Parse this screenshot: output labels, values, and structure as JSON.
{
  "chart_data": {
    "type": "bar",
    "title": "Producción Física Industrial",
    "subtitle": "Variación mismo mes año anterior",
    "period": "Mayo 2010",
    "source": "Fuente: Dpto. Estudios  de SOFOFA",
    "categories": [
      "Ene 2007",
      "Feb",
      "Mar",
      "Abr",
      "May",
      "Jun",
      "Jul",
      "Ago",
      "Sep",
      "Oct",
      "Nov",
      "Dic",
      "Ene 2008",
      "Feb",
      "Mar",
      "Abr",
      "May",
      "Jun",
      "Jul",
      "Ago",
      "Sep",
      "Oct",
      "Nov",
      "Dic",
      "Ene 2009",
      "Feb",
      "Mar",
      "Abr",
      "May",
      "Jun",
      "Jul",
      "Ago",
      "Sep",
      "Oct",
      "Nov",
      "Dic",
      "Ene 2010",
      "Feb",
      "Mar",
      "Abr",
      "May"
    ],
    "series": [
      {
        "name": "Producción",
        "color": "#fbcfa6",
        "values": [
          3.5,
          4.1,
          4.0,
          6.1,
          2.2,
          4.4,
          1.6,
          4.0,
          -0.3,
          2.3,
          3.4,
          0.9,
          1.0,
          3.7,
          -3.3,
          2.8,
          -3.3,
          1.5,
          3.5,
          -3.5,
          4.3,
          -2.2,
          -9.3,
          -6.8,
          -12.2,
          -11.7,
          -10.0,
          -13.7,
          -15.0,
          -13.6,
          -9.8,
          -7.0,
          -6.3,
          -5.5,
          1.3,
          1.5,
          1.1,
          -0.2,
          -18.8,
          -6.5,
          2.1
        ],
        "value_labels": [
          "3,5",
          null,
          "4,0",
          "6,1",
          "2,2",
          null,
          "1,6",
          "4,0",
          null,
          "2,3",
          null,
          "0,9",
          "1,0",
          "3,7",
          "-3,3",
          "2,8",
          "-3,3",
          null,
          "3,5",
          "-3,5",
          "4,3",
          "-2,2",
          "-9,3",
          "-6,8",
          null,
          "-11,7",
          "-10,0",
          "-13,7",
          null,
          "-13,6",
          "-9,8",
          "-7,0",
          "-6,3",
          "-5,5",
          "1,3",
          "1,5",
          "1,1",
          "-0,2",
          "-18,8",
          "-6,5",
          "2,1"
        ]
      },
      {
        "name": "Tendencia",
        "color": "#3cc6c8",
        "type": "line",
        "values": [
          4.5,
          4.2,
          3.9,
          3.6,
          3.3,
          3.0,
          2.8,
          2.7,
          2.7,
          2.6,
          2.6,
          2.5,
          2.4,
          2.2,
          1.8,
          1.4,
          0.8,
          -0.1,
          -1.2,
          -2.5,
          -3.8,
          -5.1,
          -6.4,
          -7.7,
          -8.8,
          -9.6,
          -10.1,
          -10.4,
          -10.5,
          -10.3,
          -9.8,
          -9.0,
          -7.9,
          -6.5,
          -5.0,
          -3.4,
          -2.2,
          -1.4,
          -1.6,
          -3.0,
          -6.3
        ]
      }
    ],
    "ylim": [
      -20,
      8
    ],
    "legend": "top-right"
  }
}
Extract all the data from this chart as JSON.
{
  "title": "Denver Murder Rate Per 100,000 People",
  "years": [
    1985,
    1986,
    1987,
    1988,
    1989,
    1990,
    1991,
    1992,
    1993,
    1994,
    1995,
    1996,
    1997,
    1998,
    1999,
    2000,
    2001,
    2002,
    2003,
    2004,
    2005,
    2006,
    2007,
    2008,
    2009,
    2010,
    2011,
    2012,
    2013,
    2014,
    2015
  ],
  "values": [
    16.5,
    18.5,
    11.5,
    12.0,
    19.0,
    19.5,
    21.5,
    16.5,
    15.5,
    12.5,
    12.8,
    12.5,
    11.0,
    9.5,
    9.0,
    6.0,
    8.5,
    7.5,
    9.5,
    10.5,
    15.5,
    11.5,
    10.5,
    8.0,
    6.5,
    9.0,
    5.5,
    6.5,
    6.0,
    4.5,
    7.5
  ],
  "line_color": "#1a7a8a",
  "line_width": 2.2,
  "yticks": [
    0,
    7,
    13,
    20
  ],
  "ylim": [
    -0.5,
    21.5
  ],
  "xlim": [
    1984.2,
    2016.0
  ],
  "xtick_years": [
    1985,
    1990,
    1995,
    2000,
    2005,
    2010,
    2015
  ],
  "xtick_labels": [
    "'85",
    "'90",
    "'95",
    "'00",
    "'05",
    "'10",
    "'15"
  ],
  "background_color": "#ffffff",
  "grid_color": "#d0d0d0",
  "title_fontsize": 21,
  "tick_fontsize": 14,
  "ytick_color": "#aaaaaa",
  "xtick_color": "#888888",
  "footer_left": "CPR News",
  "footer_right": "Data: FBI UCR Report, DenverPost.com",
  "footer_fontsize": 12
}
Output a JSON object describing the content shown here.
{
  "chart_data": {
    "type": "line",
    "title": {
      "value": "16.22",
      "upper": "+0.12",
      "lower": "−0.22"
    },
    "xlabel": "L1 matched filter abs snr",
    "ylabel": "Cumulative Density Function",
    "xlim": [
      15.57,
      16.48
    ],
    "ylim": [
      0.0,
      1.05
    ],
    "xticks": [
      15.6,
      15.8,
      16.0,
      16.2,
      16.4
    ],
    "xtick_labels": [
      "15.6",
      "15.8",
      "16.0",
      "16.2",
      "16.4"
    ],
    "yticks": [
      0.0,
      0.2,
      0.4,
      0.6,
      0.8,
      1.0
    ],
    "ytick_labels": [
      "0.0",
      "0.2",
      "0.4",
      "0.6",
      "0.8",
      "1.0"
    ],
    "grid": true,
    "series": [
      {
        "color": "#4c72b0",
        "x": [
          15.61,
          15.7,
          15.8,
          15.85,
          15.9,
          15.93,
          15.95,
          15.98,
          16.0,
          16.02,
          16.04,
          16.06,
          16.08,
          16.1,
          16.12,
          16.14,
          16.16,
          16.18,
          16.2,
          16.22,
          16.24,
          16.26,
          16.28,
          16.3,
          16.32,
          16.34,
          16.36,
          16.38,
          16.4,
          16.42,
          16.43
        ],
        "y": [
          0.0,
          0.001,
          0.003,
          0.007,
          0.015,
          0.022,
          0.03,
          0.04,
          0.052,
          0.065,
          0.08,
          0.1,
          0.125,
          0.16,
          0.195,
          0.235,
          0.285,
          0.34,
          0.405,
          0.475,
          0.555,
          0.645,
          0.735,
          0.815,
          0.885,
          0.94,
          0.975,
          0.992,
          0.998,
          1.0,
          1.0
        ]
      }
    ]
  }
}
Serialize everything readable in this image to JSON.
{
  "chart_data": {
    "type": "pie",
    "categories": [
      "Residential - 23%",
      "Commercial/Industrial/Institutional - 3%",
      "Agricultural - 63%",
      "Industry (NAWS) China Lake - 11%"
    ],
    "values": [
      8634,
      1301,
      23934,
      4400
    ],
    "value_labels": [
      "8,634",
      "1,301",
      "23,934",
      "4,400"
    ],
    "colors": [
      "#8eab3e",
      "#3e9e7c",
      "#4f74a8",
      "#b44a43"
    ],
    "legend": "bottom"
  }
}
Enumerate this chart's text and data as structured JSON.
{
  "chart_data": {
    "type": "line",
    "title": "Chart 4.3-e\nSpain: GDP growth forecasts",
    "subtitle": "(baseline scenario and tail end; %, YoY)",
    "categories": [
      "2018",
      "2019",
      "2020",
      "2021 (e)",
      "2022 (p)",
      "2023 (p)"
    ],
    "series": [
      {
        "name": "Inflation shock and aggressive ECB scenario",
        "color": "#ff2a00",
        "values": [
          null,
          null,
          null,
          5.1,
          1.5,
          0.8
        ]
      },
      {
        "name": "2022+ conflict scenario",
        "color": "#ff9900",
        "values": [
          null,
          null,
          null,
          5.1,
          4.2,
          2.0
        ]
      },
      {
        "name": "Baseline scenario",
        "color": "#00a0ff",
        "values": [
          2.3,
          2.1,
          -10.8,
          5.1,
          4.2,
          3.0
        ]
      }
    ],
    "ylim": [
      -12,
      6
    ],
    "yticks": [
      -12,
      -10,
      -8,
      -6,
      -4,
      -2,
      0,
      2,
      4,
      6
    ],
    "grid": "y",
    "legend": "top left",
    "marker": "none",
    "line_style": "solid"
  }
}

--------------------------------

▸ **WORK INSTRUCTIONS**:
Which lines hold the string "subtitle"? List them all.

▸ **SOLUTION**:
    "subtitle": "Variación mismo mes año anterior",
    "subtitle": "(baseline scenario and tail end; %, YoY)",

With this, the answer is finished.